**The exercise:**
Find every line below that contains the word "الجيم" and copy it out.

**Data entries:**
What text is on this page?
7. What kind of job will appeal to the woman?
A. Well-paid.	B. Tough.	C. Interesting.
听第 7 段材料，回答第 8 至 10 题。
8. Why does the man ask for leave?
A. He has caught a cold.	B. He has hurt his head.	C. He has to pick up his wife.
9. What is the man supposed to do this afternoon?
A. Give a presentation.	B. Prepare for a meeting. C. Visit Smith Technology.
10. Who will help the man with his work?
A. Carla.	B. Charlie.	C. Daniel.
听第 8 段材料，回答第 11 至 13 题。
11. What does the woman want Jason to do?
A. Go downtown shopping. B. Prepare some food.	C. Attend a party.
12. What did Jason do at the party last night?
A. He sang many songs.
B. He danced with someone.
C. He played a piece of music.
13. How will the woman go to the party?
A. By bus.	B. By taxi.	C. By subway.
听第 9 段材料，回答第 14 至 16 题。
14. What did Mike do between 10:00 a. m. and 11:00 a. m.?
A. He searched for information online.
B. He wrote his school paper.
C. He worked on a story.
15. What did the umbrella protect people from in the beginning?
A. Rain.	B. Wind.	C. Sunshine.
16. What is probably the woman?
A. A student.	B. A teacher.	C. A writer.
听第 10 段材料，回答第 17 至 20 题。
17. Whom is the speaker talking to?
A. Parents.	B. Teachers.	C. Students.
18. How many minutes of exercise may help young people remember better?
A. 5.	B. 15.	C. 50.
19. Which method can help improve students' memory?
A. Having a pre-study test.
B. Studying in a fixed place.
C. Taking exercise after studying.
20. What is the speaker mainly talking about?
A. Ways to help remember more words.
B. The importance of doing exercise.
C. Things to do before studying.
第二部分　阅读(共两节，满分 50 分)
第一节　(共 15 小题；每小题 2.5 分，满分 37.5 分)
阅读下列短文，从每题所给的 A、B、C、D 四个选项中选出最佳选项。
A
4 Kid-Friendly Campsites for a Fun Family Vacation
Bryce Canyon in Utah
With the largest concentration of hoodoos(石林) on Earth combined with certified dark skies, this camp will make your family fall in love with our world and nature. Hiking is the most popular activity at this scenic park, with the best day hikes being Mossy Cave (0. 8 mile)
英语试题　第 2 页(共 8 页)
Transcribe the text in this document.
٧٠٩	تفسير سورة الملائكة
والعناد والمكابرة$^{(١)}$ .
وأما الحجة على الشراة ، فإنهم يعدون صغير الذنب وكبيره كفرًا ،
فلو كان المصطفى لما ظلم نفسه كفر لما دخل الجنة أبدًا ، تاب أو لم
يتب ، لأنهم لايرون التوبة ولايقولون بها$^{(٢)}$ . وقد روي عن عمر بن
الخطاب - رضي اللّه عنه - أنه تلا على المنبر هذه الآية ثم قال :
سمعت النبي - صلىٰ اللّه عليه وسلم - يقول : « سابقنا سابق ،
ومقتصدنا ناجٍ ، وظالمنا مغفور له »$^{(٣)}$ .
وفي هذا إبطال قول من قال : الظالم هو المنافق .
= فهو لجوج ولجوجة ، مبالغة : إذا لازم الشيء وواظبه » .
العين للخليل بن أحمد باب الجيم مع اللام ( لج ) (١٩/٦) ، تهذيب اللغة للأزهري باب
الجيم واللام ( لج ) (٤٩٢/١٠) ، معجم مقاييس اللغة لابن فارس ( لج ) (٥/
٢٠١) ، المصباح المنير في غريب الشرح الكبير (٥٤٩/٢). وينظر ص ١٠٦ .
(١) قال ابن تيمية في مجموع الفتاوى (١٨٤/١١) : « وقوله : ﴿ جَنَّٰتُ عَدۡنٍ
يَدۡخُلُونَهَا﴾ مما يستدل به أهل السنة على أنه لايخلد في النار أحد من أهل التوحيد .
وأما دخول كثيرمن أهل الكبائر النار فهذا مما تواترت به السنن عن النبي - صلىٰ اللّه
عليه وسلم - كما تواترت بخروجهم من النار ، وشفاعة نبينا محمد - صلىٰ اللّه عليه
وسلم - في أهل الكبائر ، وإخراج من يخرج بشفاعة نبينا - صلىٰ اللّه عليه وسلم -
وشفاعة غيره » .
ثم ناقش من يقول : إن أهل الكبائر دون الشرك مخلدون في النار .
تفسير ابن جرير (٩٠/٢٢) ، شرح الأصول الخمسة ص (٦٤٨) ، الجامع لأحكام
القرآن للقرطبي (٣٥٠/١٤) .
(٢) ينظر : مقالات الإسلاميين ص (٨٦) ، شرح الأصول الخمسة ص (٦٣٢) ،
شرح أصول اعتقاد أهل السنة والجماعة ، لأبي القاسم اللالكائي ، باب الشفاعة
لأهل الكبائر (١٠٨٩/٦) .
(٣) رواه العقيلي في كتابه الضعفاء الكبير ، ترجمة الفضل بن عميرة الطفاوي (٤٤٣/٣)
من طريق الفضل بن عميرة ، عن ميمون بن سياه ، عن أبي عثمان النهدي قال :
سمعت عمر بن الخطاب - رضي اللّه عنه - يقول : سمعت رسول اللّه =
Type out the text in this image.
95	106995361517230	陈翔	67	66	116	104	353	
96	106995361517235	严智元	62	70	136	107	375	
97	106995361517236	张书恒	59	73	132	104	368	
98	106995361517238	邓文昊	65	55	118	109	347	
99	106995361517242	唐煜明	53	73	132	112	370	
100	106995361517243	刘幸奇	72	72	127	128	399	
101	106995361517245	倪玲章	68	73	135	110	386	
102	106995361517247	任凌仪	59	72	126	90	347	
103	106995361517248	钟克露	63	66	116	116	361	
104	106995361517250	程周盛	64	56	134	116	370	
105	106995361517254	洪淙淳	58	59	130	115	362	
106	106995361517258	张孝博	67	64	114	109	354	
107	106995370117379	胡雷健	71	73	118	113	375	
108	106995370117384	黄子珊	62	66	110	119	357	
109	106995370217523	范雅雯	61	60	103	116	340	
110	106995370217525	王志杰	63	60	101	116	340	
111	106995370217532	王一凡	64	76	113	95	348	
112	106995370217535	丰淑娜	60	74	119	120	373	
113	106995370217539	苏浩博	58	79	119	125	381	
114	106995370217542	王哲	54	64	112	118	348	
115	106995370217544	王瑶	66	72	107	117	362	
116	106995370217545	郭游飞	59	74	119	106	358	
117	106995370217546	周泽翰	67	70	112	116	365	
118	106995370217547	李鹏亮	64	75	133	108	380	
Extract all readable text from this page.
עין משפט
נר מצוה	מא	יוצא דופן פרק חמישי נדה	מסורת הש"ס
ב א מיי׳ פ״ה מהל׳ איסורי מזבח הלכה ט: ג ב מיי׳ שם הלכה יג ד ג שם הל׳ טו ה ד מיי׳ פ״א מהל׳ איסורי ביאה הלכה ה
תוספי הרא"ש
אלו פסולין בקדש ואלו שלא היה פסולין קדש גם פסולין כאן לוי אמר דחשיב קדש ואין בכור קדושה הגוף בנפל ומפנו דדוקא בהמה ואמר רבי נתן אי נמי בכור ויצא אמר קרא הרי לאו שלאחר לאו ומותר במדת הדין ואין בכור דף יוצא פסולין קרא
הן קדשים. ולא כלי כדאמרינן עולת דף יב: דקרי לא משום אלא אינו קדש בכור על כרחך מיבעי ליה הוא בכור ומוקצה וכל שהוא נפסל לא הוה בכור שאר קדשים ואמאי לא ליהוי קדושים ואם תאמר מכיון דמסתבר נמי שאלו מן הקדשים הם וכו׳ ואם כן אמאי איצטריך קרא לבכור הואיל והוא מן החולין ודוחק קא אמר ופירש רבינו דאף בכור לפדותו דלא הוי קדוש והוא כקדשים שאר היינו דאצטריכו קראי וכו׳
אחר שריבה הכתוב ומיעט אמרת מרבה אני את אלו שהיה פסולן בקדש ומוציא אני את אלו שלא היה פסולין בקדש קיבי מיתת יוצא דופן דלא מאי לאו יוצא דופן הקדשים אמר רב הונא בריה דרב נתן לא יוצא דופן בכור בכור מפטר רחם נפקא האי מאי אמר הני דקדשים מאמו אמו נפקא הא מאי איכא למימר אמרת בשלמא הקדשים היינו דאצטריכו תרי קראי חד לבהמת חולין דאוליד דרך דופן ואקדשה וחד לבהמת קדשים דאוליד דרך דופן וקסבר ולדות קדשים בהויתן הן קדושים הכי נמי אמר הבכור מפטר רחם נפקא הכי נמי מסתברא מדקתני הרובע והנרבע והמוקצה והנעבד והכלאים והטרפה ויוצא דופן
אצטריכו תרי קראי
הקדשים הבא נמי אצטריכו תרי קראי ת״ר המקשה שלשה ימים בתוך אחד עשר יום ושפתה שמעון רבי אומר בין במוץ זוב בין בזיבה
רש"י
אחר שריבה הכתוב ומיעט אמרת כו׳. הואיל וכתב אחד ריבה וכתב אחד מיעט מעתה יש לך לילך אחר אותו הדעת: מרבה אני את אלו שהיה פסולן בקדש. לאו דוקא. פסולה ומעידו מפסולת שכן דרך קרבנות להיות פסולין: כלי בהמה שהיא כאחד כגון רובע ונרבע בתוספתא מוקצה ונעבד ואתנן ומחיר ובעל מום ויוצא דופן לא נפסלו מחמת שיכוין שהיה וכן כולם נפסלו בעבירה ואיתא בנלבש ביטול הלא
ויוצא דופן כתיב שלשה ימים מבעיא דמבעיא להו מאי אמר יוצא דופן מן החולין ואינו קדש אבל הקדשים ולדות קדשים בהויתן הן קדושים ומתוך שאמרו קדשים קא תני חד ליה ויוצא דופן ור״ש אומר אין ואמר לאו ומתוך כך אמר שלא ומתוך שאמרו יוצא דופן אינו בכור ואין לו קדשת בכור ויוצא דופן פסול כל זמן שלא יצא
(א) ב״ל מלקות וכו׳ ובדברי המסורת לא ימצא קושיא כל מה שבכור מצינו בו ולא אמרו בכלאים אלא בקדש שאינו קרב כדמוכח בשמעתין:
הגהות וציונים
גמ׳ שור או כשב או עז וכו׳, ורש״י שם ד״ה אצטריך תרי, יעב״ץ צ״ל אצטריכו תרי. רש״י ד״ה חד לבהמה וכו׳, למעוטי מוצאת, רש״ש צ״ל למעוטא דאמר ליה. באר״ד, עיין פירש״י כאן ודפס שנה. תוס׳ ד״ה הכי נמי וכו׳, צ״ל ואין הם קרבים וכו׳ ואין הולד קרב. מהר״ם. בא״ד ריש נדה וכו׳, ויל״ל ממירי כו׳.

**Correct response:**
العين للخليل بن أحمد باب الجيم مع اللام ( لج ) (١٩/٦) ، تهذيب اللغة للأزهري باب
الجيم واللام ( لج ) (٤٩٢/١٠) ، معجم مقاييس اللغة لابن فارس ( لج ) (٥/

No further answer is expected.